Pick every line with "across" from the material below.

(Data extracted from a collection)
____________

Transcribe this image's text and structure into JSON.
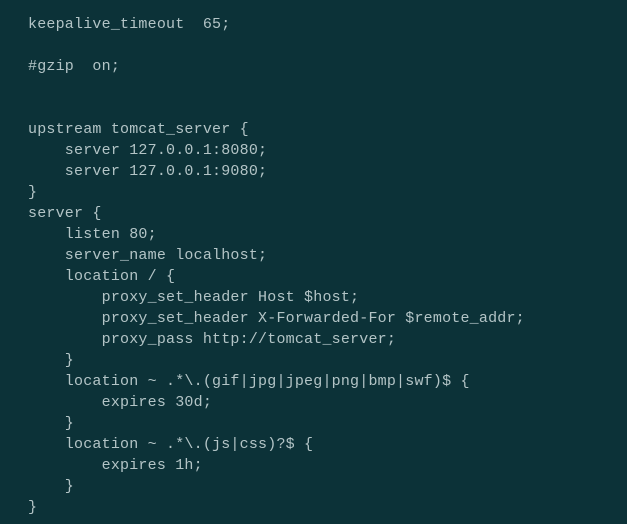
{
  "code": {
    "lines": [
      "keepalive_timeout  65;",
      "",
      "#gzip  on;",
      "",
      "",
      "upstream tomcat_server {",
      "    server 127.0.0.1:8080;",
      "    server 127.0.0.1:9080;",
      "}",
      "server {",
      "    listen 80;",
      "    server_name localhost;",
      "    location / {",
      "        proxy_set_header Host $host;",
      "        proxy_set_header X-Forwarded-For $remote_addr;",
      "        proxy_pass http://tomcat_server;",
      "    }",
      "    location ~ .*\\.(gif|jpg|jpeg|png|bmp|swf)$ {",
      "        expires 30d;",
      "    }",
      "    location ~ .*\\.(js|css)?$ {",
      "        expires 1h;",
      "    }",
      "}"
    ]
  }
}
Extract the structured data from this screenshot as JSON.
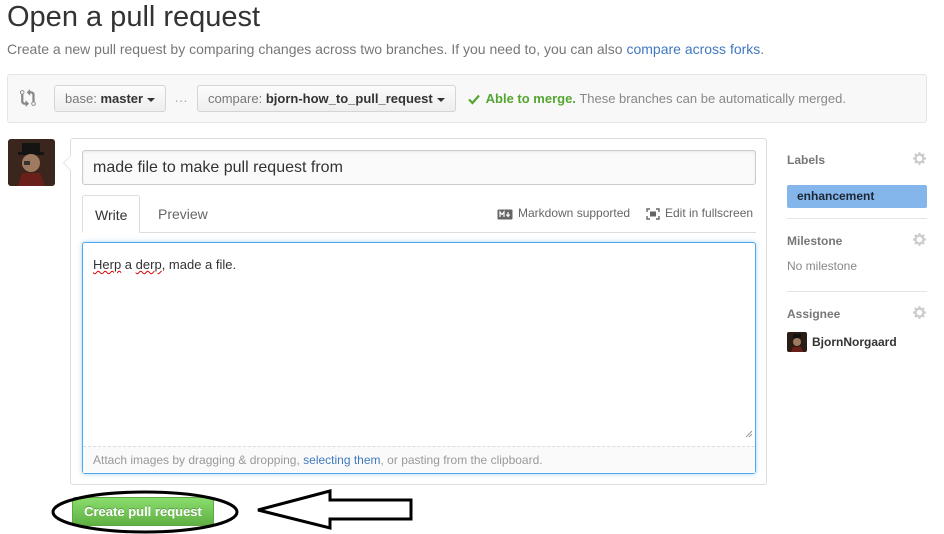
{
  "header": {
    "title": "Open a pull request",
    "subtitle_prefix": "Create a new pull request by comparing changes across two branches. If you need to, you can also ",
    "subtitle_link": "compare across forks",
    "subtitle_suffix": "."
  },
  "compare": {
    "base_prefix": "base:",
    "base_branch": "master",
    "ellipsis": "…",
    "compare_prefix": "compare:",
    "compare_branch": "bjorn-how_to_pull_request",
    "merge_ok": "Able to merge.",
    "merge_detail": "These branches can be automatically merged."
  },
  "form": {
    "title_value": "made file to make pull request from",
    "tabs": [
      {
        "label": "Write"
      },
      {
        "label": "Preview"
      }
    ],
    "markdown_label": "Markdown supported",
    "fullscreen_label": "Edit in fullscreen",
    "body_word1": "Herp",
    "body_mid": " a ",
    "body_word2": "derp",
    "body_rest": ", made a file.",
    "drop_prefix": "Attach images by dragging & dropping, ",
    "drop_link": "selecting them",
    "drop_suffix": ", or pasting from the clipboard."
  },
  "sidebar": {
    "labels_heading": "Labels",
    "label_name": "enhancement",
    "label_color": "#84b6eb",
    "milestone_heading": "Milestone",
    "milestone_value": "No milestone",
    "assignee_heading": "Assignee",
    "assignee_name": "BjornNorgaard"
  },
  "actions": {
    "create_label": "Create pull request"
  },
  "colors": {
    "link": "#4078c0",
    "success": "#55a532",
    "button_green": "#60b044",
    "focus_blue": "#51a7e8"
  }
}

____________

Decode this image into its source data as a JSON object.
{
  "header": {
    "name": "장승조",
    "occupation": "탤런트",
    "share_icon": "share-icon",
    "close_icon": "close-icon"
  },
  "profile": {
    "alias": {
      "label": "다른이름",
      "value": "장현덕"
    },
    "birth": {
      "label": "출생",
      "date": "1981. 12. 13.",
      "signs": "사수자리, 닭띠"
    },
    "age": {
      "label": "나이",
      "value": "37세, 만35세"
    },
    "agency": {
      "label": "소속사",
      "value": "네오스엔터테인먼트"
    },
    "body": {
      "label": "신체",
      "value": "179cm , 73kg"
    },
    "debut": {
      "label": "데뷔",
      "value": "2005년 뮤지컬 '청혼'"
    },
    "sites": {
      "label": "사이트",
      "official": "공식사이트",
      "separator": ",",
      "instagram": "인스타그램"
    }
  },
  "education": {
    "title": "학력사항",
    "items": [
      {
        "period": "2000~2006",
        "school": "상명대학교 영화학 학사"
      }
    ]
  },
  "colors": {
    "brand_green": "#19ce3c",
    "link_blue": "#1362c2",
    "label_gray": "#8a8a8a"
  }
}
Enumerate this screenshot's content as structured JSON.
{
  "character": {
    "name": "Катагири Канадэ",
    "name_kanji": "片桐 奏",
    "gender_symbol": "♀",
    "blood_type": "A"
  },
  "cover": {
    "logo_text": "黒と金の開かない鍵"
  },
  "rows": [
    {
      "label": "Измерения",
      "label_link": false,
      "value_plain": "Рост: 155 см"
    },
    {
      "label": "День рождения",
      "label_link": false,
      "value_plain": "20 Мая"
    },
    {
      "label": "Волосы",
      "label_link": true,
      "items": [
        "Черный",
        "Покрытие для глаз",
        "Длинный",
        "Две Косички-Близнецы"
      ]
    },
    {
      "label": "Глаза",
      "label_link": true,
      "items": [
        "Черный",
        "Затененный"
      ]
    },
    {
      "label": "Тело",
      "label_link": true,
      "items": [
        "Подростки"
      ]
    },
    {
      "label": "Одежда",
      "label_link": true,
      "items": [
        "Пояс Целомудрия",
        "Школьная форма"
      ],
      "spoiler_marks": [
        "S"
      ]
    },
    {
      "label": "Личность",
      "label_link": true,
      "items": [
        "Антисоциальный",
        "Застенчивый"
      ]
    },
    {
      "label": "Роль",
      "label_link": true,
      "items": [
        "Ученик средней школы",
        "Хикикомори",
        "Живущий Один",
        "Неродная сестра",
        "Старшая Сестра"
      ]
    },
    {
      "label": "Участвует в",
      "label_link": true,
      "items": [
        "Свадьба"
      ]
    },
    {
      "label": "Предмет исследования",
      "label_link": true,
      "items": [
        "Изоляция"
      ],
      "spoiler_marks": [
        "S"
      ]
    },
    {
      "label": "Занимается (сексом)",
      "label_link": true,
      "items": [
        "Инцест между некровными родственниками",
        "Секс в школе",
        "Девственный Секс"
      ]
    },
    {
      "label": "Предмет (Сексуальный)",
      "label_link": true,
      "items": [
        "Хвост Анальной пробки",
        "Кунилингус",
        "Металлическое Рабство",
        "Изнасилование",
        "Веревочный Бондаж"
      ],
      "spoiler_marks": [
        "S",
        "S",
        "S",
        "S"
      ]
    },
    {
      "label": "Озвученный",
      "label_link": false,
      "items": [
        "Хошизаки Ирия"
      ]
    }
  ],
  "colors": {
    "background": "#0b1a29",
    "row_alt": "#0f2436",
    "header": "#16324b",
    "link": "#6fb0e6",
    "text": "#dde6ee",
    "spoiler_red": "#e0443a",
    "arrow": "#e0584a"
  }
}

____________

Solution to the problem:
    "subtitle_prefix": "Create a new pull request by comparing changes across two branches. If you need to, you can also ",
    "subtitle_link": "compare across forks",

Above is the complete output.